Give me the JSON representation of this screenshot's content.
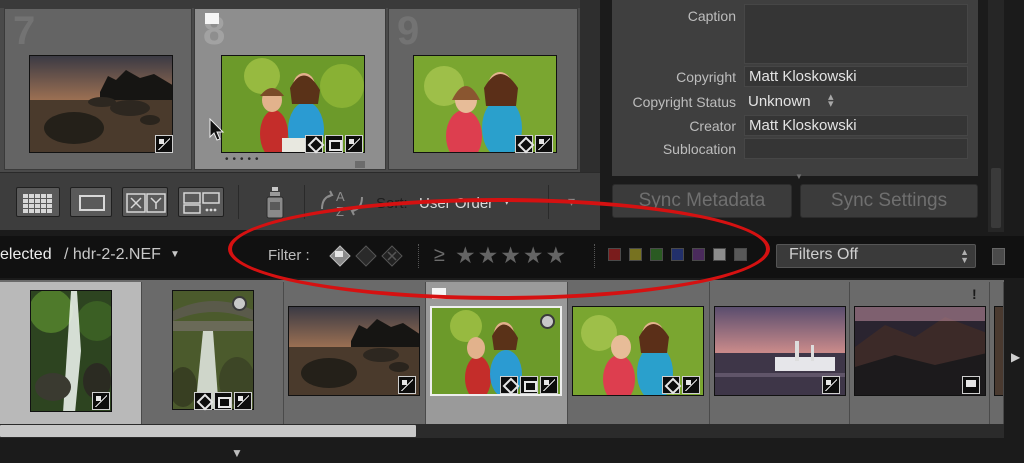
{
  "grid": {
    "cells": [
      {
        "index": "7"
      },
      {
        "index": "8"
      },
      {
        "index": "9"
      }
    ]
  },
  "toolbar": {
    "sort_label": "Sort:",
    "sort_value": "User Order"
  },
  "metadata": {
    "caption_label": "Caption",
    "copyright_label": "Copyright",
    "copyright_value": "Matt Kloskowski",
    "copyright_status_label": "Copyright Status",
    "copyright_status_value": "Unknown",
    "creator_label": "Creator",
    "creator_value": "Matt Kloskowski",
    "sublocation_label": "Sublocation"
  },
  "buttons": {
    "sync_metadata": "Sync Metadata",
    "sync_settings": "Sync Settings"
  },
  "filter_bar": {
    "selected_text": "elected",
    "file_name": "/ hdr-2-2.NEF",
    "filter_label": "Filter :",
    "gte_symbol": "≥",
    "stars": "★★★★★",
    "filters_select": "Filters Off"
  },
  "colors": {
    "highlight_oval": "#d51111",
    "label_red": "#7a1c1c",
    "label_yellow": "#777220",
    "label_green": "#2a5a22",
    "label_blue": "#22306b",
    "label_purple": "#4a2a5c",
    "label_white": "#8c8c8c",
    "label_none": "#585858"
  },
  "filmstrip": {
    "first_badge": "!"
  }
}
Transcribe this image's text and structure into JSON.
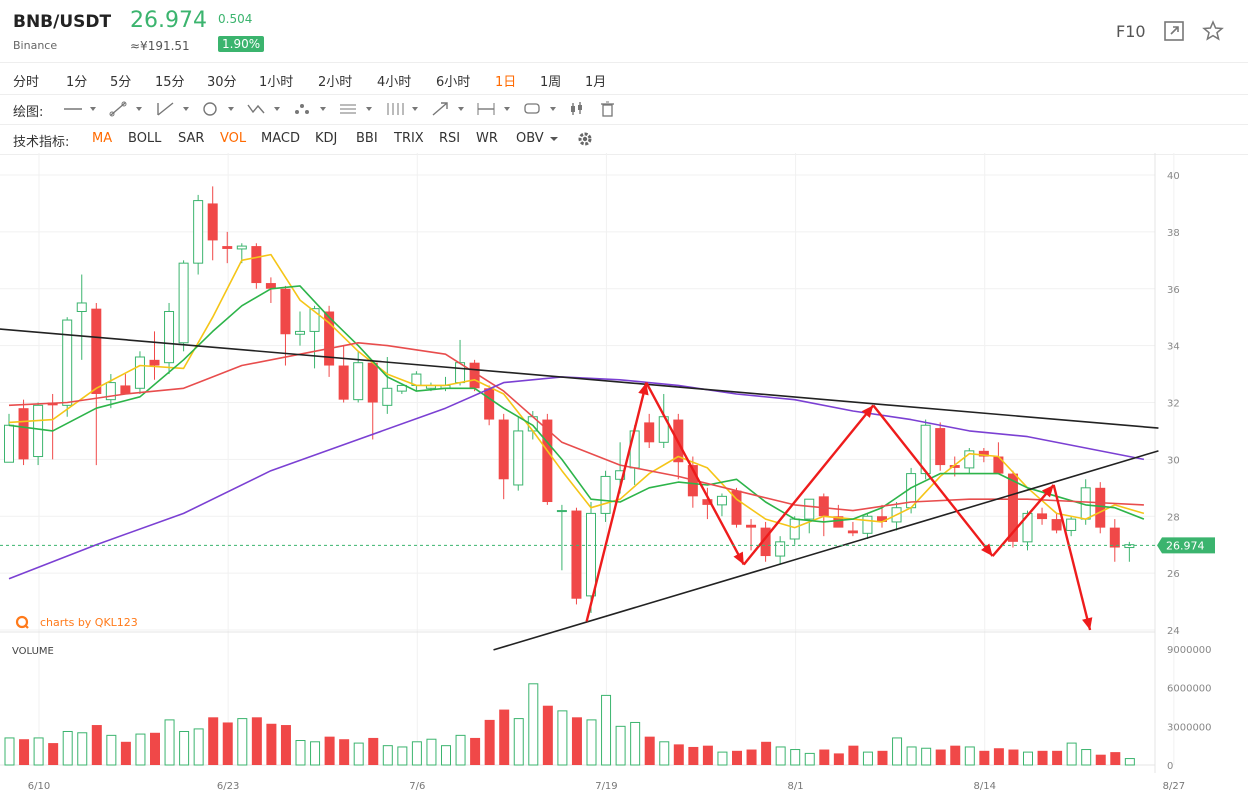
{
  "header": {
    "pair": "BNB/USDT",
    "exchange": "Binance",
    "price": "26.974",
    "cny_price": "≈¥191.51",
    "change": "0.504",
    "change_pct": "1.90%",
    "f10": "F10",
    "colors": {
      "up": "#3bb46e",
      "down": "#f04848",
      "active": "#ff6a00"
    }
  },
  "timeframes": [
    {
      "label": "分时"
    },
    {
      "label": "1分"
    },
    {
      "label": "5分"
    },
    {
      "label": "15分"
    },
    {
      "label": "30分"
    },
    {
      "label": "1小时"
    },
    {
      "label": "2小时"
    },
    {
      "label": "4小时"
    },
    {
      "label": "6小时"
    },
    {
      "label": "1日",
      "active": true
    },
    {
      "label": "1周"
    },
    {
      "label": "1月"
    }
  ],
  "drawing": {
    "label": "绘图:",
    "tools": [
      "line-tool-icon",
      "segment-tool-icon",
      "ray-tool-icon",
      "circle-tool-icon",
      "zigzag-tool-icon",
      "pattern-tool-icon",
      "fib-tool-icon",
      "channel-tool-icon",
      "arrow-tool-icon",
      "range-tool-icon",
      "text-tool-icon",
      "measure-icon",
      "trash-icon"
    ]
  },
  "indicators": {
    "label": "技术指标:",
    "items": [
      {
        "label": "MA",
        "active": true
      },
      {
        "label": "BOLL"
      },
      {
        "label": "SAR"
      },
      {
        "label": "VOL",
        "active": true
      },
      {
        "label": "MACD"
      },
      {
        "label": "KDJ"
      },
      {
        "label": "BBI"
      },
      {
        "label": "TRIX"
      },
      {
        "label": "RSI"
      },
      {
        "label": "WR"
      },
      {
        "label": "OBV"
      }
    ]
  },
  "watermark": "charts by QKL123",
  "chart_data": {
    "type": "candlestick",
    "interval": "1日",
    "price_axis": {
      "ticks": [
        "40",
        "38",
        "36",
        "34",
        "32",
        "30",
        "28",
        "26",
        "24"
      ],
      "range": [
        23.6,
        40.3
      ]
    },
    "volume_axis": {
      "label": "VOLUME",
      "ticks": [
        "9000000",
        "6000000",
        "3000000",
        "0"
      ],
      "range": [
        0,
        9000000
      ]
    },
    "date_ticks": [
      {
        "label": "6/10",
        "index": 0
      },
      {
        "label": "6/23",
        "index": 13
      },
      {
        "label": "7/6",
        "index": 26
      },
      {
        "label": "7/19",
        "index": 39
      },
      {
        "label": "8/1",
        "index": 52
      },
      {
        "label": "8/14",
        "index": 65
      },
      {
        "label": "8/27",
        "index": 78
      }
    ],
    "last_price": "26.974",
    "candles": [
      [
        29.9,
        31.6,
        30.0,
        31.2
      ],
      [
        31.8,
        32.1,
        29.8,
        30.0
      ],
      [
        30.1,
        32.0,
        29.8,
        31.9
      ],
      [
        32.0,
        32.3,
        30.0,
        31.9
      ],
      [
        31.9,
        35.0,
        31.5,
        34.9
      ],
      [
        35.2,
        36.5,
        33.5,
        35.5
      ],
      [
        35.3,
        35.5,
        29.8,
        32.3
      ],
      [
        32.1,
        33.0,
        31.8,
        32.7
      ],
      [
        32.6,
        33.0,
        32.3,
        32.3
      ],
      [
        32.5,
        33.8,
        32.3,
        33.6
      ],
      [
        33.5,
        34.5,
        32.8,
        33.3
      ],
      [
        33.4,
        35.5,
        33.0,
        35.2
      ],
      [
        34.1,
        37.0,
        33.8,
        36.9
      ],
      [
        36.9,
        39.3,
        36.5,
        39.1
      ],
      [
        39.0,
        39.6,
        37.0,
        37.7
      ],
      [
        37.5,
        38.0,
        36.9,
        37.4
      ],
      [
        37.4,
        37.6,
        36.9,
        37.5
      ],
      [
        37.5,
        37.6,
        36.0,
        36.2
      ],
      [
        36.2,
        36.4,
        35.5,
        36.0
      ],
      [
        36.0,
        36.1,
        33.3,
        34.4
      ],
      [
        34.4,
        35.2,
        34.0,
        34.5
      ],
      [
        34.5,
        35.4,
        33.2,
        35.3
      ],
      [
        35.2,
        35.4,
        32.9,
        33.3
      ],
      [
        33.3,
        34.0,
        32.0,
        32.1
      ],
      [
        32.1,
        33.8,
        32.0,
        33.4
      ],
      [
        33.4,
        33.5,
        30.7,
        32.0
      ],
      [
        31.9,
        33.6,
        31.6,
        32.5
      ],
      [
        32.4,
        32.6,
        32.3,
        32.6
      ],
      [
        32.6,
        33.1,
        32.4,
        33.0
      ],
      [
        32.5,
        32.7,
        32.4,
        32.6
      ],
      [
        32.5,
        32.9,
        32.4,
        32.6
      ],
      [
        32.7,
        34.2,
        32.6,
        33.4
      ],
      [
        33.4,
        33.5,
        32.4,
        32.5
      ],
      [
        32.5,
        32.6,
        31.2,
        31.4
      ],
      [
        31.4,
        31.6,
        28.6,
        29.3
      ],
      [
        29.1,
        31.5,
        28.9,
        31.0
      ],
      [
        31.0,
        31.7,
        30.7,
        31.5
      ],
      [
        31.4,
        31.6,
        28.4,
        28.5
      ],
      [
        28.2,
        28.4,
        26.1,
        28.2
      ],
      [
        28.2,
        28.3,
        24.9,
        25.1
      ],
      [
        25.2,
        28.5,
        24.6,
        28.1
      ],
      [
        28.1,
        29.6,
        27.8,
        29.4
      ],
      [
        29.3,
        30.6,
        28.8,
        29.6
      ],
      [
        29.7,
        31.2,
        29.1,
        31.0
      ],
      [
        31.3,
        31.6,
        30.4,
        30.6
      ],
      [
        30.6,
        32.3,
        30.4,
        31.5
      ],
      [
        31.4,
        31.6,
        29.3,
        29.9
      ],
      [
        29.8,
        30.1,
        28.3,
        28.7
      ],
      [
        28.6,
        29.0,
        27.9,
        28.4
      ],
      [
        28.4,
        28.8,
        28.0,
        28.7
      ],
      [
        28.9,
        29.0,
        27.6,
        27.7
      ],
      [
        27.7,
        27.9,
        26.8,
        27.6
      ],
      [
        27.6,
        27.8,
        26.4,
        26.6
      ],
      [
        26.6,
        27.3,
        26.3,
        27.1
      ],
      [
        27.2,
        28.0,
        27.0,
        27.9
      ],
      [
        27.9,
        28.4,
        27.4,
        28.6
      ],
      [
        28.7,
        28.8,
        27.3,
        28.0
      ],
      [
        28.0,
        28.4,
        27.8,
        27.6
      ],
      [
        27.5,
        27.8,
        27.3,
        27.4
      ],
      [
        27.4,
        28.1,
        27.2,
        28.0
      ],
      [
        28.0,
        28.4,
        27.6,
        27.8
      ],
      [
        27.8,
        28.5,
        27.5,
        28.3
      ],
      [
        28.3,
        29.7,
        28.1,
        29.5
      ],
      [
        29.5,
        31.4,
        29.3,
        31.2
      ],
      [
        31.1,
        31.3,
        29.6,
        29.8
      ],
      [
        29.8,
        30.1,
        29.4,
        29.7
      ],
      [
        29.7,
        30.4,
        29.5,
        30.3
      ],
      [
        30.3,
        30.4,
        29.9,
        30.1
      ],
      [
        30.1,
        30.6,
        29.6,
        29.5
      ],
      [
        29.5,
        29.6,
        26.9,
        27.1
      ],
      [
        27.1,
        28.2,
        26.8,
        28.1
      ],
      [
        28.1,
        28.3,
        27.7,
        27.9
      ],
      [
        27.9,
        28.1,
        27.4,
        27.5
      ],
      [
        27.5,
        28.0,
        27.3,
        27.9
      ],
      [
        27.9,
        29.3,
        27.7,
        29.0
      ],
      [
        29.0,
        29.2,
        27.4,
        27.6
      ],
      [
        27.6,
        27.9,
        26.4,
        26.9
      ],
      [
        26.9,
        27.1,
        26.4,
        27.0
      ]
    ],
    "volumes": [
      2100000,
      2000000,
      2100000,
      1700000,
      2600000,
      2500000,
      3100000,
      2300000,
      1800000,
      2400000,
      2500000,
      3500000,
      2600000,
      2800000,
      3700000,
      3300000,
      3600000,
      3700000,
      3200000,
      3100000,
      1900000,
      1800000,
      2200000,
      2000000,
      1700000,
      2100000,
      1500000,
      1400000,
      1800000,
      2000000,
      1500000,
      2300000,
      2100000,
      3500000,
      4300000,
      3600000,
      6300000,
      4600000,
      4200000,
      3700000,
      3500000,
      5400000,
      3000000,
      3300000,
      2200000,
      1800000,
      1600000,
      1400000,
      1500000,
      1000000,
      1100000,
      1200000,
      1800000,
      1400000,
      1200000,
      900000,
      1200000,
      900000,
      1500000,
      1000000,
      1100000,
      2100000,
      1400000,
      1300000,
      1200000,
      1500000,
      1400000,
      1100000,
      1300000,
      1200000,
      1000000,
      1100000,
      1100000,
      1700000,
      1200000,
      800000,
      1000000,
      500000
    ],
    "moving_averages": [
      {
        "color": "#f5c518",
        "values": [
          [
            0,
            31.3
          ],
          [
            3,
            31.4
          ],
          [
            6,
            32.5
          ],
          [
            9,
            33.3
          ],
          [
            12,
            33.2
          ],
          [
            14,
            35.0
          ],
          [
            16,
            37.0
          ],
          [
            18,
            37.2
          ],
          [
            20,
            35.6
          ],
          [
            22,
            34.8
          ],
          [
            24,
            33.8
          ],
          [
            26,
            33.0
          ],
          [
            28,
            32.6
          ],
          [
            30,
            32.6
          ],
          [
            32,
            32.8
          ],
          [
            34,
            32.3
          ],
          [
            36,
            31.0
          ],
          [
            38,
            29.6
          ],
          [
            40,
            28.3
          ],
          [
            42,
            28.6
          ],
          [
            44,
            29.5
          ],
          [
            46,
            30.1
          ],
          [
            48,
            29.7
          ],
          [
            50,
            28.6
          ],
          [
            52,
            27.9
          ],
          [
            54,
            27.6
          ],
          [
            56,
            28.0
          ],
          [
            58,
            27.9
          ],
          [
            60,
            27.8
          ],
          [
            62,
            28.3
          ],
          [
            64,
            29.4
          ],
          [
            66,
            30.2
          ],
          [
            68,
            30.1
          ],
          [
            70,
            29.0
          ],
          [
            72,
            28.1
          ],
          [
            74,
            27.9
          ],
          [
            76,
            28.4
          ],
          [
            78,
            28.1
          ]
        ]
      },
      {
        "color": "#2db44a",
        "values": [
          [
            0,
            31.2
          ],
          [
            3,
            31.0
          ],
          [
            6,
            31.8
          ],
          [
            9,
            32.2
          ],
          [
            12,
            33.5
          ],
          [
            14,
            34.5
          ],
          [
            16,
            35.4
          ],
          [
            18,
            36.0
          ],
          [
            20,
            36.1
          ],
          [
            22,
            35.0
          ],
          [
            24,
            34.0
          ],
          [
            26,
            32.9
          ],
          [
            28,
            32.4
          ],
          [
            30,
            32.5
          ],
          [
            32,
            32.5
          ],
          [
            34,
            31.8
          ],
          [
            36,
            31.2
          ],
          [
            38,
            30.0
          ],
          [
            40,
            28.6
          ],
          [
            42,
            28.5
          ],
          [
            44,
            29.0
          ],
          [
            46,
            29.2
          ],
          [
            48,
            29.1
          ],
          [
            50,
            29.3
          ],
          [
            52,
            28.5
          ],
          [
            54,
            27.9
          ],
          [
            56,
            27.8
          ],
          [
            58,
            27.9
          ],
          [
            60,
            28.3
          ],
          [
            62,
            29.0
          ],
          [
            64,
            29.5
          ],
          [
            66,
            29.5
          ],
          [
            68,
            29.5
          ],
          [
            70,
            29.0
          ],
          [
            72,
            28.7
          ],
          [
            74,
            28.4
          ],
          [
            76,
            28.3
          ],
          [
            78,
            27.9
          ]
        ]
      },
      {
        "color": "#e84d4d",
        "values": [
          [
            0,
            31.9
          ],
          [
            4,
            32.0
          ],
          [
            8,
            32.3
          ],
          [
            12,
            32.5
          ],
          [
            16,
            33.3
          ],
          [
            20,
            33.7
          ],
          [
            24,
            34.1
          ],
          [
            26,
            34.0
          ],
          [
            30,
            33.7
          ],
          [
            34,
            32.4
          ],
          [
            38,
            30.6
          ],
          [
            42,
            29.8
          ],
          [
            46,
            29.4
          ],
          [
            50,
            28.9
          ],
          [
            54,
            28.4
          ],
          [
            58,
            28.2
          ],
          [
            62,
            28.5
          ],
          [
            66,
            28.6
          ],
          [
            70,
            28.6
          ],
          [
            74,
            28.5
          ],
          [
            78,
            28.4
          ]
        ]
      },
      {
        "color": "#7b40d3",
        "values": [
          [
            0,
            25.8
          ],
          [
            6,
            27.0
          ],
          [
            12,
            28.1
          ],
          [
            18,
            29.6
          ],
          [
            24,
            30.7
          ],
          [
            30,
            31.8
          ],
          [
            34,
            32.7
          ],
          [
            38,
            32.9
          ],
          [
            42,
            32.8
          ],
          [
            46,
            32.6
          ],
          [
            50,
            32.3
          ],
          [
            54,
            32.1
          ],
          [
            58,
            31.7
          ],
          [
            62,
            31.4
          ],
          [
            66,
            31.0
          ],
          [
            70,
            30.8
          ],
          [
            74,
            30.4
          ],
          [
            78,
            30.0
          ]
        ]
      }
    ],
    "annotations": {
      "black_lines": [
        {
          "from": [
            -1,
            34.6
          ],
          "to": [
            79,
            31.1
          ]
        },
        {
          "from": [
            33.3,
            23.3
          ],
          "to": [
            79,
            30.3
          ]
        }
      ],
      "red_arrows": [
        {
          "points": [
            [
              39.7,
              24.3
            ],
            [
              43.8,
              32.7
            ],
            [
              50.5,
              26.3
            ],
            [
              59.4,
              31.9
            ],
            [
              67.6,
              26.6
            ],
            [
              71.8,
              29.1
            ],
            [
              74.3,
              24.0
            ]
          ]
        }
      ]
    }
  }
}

══════════

### Exercise prompt
In the listing above, find each line with the word "Kloskowski" and copy it.

### Reply
    "copyright_value": "Matt Kloskowski",
    "creator_value": "Matt Kloskowski",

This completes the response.